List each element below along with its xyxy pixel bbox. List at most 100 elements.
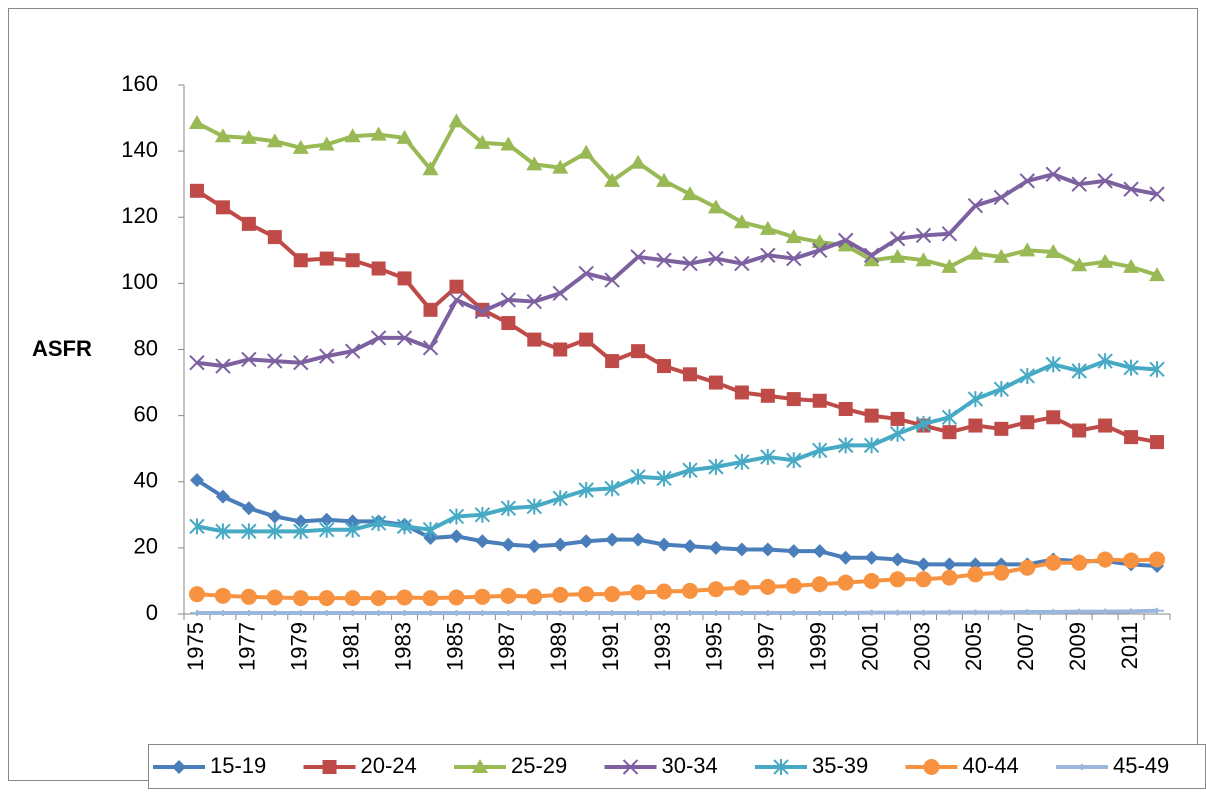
marker — [622, 759, 639, 775]
marker — [449, 529, 464, 544]
marker — [994, 609, 1009, 616]
marker — [1019, 367, 1035, 384]
marker — [923, 759, 940, 775]
marker — [759, 578, 776, 595]
marker — [552, 490, 568, 507]
series — [188, 551, 1166, 607]
marker — [500, 587, 517, 604]
x-tick-label: 2009 — [1065, 622, 1090, 671]
marker — [734, 385, 749, 400]
marker — [293, 355, 309, 371]
marker — [993, 248, 1010, 263]
marker — [604, 172, 621, 187]
y-tick-label: 0 — [146, 600, 158, 625]
marker — [345, 610, 360, 617]
marker — [188, 115, 205, 130]
marker — [319, 610, 334, 617]
marker — [890, 411, 905, 426]
marker — [786, 452, 802, 469]
marker — [293, 523, 309, 540]
marker — [812, 610, 827, 617]
marker — [448, 589, 465, 606]
marker — [292, 590, 309, 607]
marker — [319, 512, 334, 527]
y-tick-label: 100 — [121, 269, 158, 294]
marker — [267, 509, 282, 524]
marker — [967, 566, 984, 583]
marker — [682, 367, 697, 382]
marker — [371, 261, 386, 276]
marker — [1150, 435, 1165, 450]
marker — [578, 265, 594, 282]
marker — [993, 381, 1010, 398]
marker — [863, 572, 880, 589]
marker — [172, 760, 186, 774]
marker — [682, 462, 698, 479]
legend-label: 25-29 — [511, 753, 567, 778]
y-tick-label: 160 — [121, 71, 158, 96]
marker — [837, 437, 854, 454]
marker — [241, 501, 256, 516]
marker — [682, 610, 697, 617]
series — [189, 183, 1165, 450]
marker — [1097, 353, 1113, 370]
x-tick-label: 1989 — [546, 622, 571, 671]
marker — [734, 255, 750, 272]
marker — [397, 271, 412, 286]
y-tick-label: 40 — [134, 468, 158, 493]
legend-label: 30-34 — [662, 753, 718, 778]
marker — [760, 448, 776, 465]
marker — [1020, 609, 1035, 616]
marker — [293, 610, 308, 617]
marker — [345, 253, 360, 268]
marker — [656, 172, 673, 187]
marker — [1019, 559, 1036, 576]
marker — [319, 251, 334, 266]
marker — [1150, 607, 1165, 614]
marker — [760, 247, 776, 263]
marker — [266, 589, 283, 606]
x-tick-label: 2003 — [909, 622, 934, 671]
marker — [241, 351, 257, 368]
x-tick-label: 2007 — [1013, 622, 1038, 671]
marker — [941, 226, 958, 242]
marker — [1149, 551, 1166, 568]
marker — [215, 610, 230, 617]
marker — [812, 442, 828, 459]
marker — [707, 581, 724, 598]
series-line — [196, 119, 1158, 278]
marker — [370, 126, 387, 141]
legend-label: 20-24 — [361, 753, 417, 778]
marker — [189, 518, 205, 535]
x-tick-label: 1987 — [494, 622, 519, 671]
marker — [1045, 166, 1061, 182]
marker — [889, 231, 906, 247]
marker — [631, 610, 646, 617]
x-tick-label: 2011 — [1117, 622, 1142, 669]
marker — [733, 579, 750, 596]
marker — [1071, 362, 1087, 379]
series-line — [195, 189, 1158, 445]
marker — [215, 489, 230, 504]
marker — [708, 458, 724, 475]
marker — [681, 582, 698, 599]
marker — [1046, 410, 1061, 425]
marker — [527, 332, 542, 347]
marker — [916, 609, 931, 616]
series-line — [196, 359, 1158, 534]
marker — [942, 425, 957, 440]
marker — [396, 518, 413, 535]
marker — [527, 539, 542, 554]
marker — [993, 189, 1010, 206]
marker — [708, 250, 724, 267]
marker — [889, 571, 906, 588]
marker — [631, 532, 646, 547]
marker — [474, 303, 491, 320]
marker — [1124, 430, 1139, 445]
marker — [500, 136, 517, 151]
marker — [1149, 267, 1166, 282]
marker — [423, 302, 438, 317]
marker — [915, 227, 932, 244]
marker — [449, 279, 464, 294]
marker — [501, 316, 516, 331]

--------------------------------

> Exercise goal: Rewrite all the records with every "marker" changed to "dot", keeping everything else the same and leaving out the pictures.

> Output below:
List each element below along with its xyxy pixel bbox. List at most 100 elements.
dot — [622, 759, 639, 775]
dot — [449, 529, 464, 544]
dot — [994, 609, 1009, 616]
dot — [1019, 367, 1035, 384]
dot — [923, 759, 940, 775]
dot — [759, 578, 776, 595]
dot — [552, 490, 568, 507]
series — [188, 551, 1166, 607]
dot — [500, 587, 517, 604]
x-tick-label: 2009 — [1065, 622, 1090, 671]
dot — [734, 385, 749, 400]
dot — [293, 355, 309, 371]
dot — [993, 248, 1010, 263]
dot — [604, 172, 621, 187]
y-tick-label: 0 — [146, 600, 158, 625]
dot — [345, 610, 360, 617]
dot — [188, 115, 205, 130]
dot — [319, 610, 334, 617]
dot — [890, 411, 905, 426]
dot — [786, 452, 802, 469]
dot — [293, 523, 309, 540]
dot — [812, 610, 827, 617]
dot — [448, 589, 465, 606]
dot — [292, 590, 309, 607]
dot — [319, 512, 334, 527]
y-tick-label: 100 — [121, 269, 158, 294]
dot — [267, 509, 282, 524]
dot — [967, 566, 984, 583]
dot — [682, 367, 697, 382]
dot — [371, 261, 386, 276]
dot — [1150, 435, 1165, 450]
dot — [578, 265, 594, 282]
dot — [993, 381, 1010, 398]
dot — [863, 572, 880, 589]
dot — [172, 760, 186, 774]
dot — [682, 462, 698, 479]
legend-label: 25-29 — [511, 753, 567, 778]
y-tick-label: 160 — [121, 71, 158, 96]
dot — [837, 437, 854, 454]
dot — [241, 501, 256, 516]
dot — [682, 610, 697, 617]
series — [189, 183, 1165, 450]
dot — [1097, 353, 1113, 370]
x-tick-label: 1989 — [546, 622, 571, 671]
dot — [734, 255, 750, 272]
dot — [397, 271, 412, 286]
y-tick-label: 40 — [134, 468, 158, 493]
legend-label: 30-34 — [662, 753, 718, 778]
dot — [760, 448, 776, 465]
dot — [1020, 609, 1035, 616]
dot — [293, 610, 308, 617]
dot — [345, 253, 360, 268]
dot — [656, 172, 673, 187]
dot — [1019, 559, 1036, 576]
dot — [319, 251, 334, 266]
dot — [1150, 607, 1165, 614]
dot — [760, 247, 776, 263]
dot — [266, 589, 283, 606]
x-tick-label: 2003 — [909, 622, 934, 671]
dot — [241, 351, 257, 368]
x-tick-label: 2007 — [1013, 622, 1038, 671]
dot — [941, 226, 958, 242]
dot — [1149, 551, 1166, 568]
dot — [215, 610, 230, 617]
dot — [812, 442, 828, 459]
dot — [707, 581, 724, 598]
series-line — [196, 119, 1158, 278]
dot — [370, 126, 387, 141]
legend-label: 20-24 — [361, 753, 417, 778]
dot — [189, 518, 205, 535]
x-tick-label: 1987 — [494, 622, 519, 671]
dot — [1045, 166, 1061, 182]
dot — [889, 231, 906, 247]
dot — [631, 610, 646, 617]
x-tick-label: 2011 — [1117, 622, 1142, 669]
dot — [733, 579, 750, 596]
dot — [1071, 362, 1087, 379]
series-line — [195, 189, 1158, 445]
dot — [215, 489, 230, 504]
dot — [708, 458, 724, 475]
dot — [681, 582, 698, 599]
dot — [1046, 410, 1061, 425]
dot — [527, 332, 542, 347]
dot — [916, 609, 931, 616]
series-line — [196, 359, 1158, 534]
dot — [942, 425, 957, 440]
dot — [396, 518, 413, 535]
dot — [527, 539, 542, 554]
dot — [993, 189, 1010, 206]
dot — [708, 250, 724, 267]
dot — [889, 571, 906, 588]
dot — [631, 532, 646, 547]
dot — [474, 303, 491, 320]
dot — [1124, 430, 1139, 445]
dot — [500, 136, 517, 151]
dot — [1149, 267, 1166, 282]
dot — [423, 302, 438, 317]
dot — [915, 227, 932, 244]
dot — [449, 279, 464, 294]
dot — [501, 316, 516, 331]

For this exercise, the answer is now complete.